Records provided.
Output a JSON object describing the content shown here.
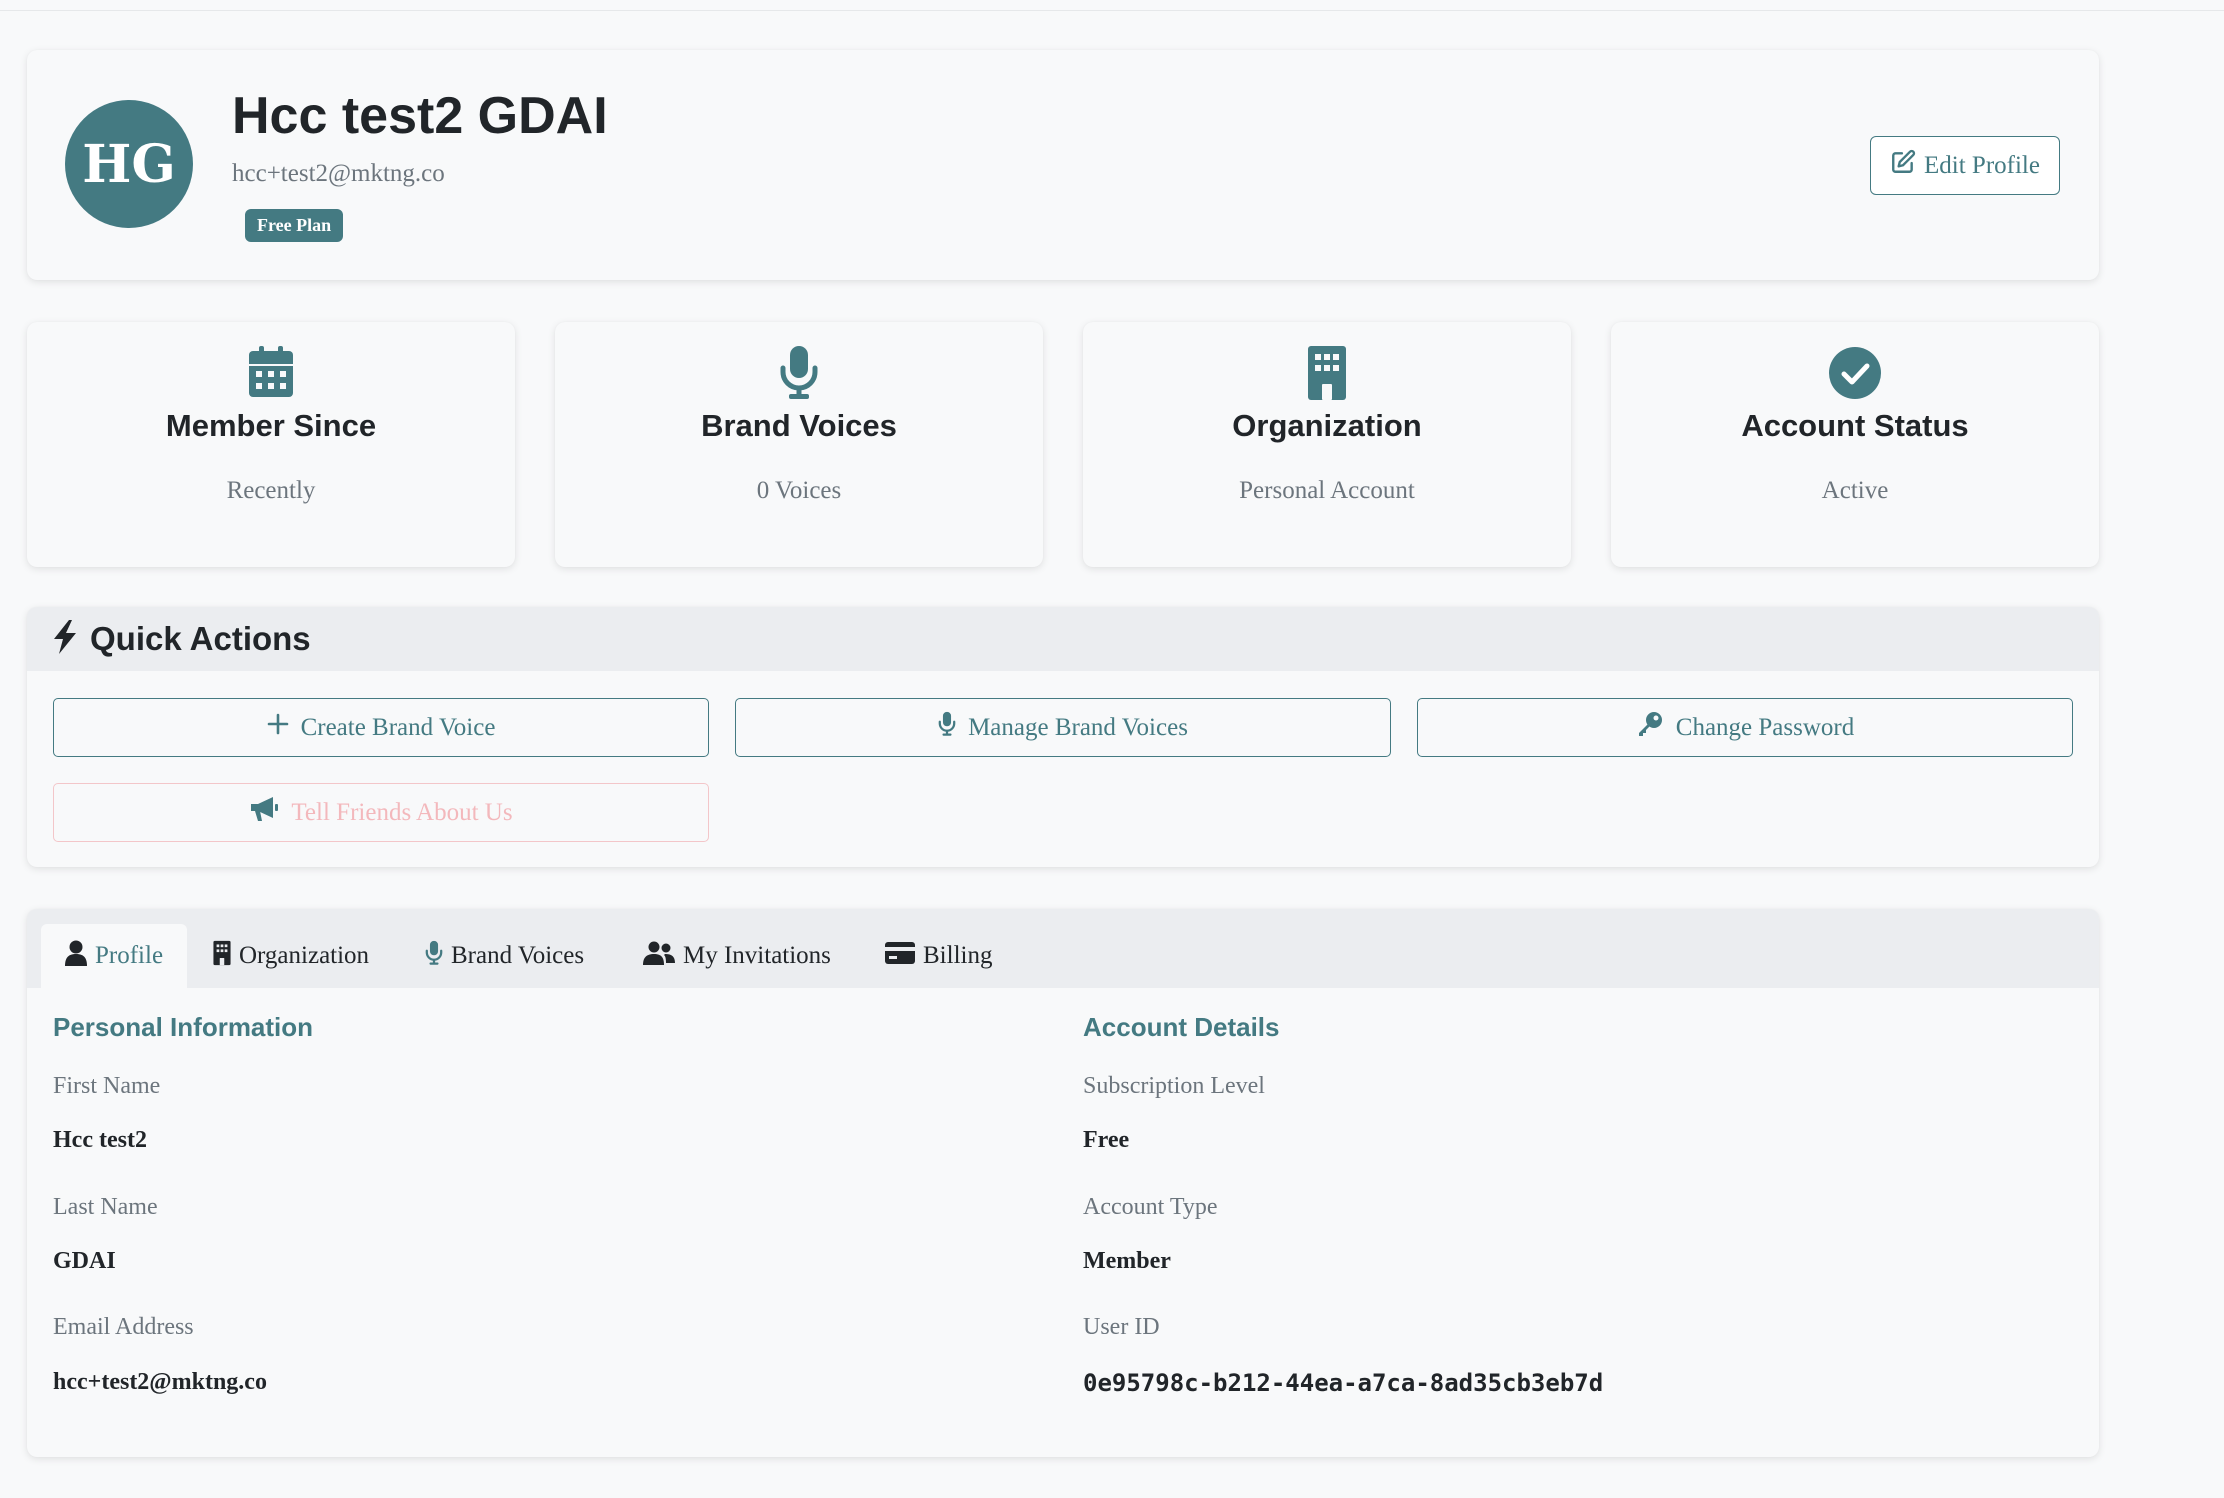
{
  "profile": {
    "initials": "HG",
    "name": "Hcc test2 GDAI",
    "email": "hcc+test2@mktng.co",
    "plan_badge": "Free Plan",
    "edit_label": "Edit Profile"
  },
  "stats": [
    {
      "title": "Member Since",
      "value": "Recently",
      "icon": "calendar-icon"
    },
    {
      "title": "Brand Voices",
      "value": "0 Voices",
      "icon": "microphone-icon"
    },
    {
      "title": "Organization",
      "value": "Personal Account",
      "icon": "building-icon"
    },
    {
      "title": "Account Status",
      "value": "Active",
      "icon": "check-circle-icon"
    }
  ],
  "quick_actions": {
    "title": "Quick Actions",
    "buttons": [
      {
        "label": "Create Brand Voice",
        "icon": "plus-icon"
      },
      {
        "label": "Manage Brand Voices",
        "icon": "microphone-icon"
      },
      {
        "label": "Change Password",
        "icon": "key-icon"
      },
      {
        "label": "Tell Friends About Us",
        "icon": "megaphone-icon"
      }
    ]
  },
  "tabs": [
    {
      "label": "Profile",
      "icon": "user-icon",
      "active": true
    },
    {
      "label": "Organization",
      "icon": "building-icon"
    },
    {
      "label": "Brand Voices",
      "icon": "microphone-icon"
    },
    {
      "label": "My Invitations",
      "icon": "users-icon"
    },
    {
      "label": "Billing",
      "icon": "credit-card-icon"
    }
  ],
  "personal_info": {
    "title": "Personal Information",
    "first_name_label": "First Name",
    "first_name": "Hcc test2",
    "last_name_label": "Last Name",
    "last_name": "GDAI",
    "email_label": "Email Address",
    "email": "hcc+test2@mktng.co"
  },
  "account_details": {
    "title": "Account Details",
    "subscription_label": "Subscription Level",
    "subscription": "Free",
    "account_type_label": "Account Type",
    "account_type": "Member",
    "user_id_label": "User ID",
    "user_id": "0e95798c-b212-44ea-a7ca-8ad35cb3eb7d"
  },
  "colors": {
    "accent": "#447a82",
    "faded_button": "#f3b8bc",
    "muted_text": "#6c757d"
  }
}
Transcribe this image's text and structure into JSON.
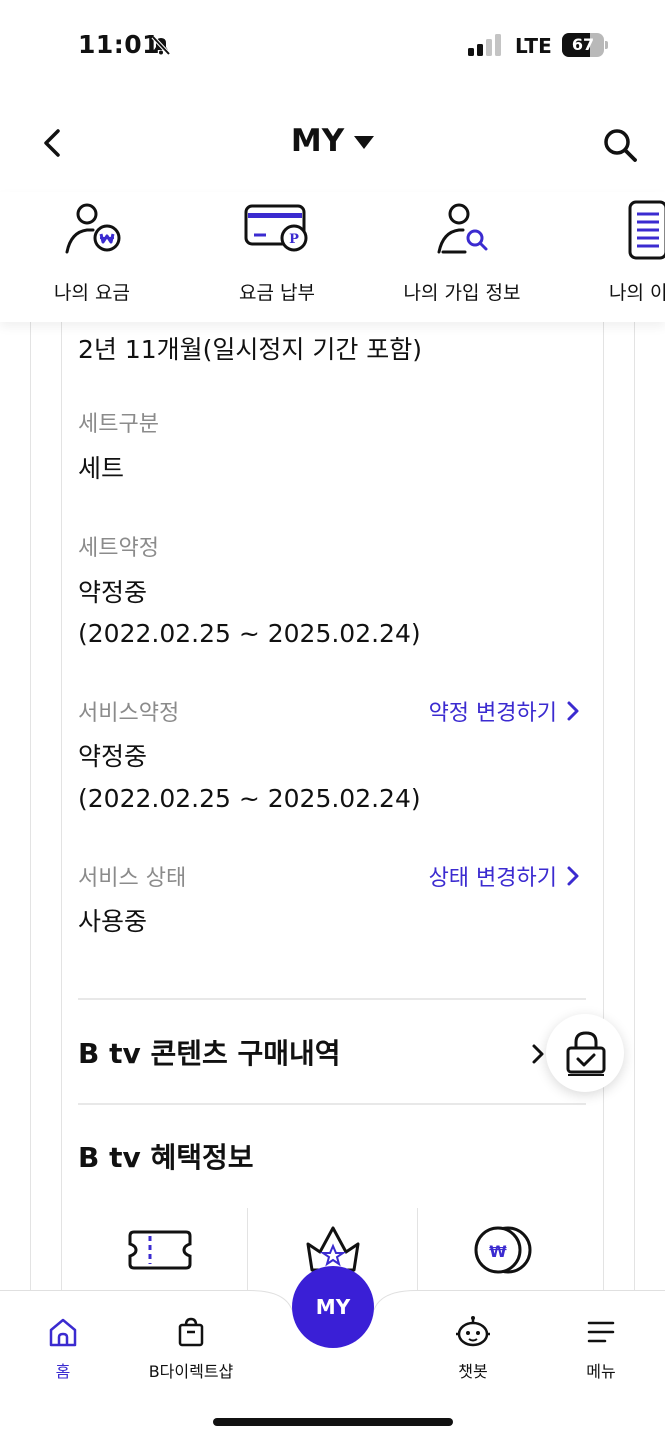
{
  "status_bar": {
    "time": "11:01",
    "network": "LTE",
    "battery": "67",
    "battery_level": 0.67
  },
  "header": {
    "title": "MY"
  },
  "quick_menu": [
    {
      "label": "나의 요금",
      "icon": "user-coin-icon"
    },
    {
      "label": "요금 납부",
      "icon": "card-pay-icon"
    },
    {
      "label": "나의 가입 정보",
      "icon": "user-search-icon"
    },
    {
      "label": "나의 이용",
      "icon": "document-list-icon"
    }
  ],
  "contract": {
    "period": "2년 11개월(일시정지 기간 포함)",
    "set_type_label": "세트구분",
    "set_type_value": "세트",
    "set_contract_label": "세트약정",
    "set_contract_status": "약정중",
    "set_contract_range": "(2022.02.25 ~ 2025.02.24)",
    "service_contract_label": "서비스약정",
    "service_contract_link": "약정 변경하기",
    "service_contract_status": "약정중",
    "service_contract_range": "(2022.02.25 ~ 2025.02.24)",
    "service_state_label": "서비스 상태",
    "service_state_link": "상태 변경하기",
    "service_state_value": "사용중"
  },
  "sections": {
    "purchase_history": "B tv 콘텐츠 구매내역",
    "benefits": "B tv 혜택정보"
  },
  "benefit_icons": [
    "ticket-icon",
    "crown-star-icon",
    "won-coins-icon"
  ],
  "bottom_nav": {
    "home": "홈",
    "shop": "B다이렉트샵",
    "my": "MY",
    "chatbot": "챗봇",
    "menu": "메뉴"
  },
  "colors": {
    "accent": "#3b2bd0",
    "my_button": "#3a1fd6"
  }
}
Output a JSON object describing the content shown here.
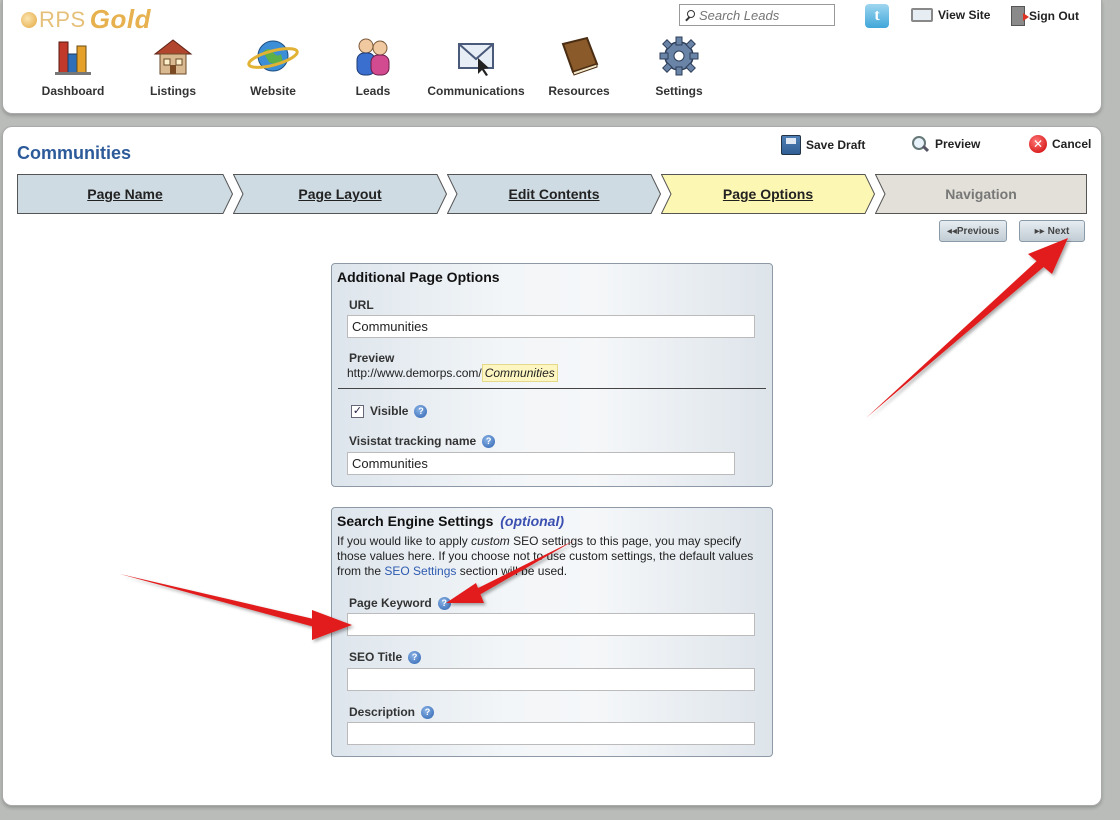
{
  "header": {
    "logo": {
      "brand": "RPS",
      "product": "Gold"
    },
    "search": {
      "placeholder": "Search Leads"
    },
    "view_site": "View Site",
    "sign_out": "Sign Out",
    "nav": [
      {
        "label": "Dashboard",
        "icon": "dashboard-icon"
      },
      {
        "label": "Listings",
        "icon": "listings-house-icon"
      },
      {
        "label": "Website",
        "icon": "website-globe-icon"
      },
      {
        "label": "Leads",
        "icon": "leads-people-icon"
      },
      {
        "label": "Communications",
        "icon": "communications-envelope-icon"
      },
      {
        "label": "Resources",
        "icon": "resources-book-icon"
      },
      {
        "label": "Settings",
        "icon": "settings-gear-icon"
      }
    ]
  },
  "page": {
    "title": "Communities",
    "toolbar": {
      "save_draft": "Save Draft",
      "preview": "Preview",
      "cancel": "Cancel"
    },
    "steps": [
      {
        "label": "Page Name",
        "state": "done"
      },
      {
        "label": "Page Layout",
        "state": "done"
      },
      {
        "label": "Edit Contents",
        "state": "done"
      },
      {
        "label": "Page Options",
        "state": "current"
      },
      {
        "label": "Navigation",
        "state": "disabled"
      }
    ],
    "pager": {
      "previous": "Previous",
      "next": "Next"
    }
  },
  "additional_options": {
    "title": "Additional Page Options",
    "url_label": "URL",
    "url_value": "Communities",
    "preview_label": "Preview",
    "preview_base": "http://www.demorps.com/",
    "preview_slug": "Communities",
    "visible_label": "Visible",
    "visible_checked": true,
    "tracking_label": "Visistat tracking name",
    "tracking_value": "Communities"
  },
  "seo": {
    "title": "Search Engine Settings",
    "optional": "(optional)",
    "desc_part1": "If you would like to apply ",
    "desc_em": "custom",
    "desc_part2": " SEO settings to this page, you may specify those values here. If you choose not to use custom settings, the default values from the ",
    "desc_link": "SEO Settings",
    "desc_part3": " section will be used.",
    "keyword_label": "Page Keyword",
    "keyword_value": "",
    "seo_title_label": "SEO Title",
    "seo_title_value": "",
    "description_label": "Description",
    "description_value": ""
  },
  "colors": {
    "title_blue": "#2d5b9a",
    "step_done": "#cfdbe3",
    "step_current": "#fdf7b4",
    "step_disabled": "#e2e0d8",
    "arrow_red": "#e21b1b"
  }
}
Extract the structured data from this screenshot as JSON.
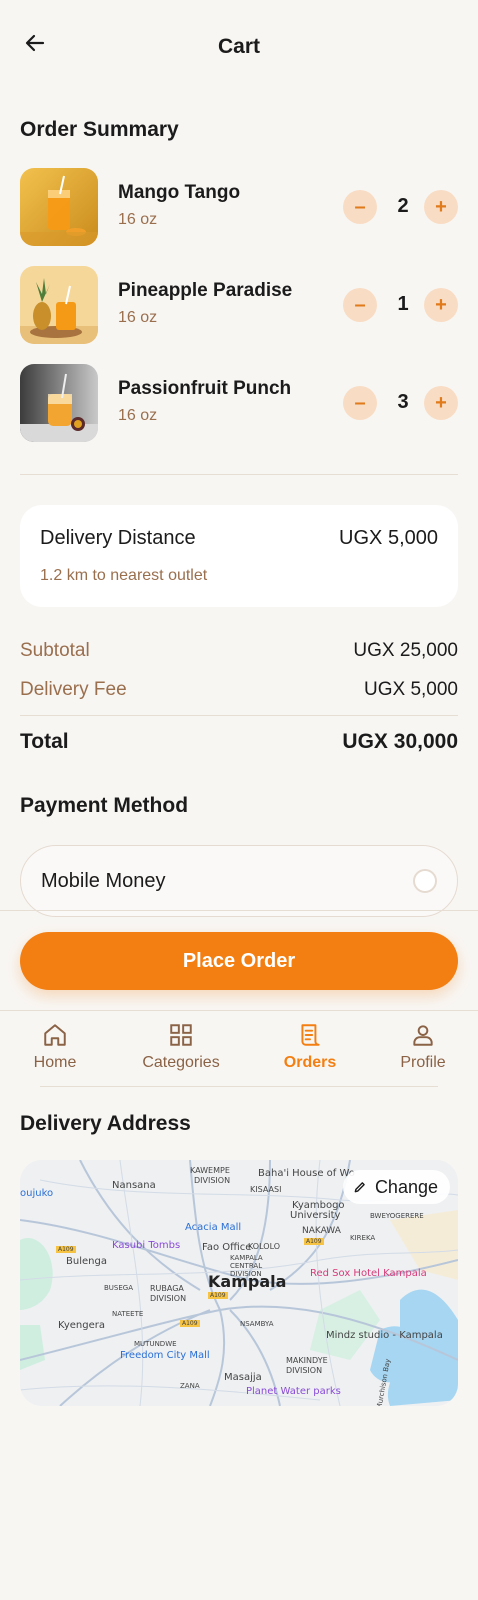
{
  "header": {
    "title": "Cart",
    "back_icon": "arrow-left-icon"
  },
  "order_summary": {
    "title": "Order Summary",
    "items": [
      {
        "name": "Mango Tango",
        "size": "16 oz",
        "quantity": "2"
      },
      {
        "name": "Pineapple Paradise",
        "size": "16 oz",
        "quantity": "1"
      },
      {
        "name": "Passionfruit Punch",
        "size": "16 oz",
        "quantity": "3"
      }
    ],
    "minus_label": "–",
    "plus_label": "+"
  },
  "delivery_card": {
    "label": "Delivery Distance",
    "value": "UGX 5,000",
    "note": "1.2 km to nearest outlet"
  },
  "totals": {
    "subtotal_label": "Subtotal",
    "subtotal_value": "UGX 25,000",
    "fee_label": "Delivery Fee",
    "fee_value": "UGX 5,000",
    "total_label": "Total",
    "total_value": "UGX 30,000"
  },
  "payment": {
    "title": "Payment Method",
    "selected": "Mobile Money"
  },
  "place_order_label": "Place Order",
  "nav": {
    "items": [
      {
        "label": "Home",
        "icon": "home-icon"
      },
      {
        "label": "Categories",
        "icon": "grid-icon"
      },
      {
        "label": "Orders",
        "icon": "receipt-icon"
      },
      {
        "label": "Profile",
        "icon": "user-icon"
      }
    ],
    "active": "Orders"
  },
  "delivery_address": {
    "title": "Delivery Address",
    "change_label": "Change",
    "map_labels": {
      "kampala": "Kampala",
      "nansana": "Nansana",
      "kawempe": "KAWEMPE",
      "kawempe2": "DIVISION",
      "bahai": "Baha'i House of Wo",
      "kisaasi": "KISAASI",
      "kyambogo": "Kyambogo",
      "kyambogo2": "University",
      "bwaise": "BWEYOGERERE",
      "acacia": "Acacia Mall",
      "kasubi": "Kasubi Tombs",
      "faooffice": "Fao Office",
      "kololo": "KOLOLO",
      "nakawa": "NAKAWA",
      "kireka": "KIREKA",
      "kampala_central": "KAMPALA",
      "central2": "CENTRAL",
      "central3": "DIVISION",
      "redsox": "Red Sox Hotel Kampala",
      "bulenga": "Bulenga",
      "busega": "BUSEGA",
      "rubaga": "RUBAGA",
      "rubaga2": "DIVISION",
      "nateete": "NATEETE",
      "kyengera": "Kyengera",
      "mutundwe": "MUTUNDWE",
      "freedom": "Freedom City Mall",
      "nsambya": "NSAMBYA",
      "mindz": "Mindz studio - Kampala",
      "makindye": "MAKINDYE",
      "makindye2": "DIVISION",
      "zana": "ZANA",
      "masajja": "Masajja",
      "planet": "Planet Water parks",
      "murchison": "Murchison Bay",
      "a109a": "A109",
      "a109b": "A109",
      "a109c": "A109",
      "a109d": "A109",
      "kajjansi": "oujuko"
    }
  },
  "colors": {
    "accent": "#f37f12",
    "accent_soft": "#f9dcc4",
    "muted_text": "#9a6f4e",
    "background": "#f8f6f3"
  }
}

What the task requires. Copy out all lines above that include the string "custom".

Solution to the exercise.
    "desc_em": "custom",
    "desc_part2": " SEO settings to this page, you may specify those values here. If you choose not to use custom settings, the default values from the ",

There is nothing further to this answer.